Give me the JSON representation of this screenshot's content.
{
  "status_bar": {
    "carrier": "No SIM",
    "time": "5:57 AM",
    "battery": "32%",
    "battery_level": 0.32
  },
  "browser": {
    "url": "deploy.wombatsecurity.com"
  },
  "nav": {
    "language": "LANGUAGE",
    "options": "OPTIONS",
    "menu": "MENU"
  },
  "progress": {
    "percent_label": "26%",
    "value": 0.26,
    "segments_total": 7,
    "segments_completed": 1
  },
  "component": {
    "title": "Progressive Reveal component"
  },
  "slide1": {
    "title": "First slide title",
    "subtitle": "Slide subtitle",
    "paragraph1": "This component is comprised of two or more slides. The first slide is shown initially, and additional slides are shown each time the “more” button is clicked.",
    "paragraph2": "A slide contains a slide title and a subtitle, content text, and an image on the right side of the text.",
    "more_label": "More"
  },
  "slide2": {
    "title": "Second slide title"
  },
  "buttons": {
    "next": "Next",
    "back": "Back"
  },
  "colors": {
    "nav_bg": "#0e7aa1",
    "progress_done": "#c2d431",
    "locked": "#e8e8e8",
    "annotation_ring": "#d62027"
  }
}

#### What is needed:
Give the number of lines in the data that contain "content", with no other words.

#### Exercise output:
2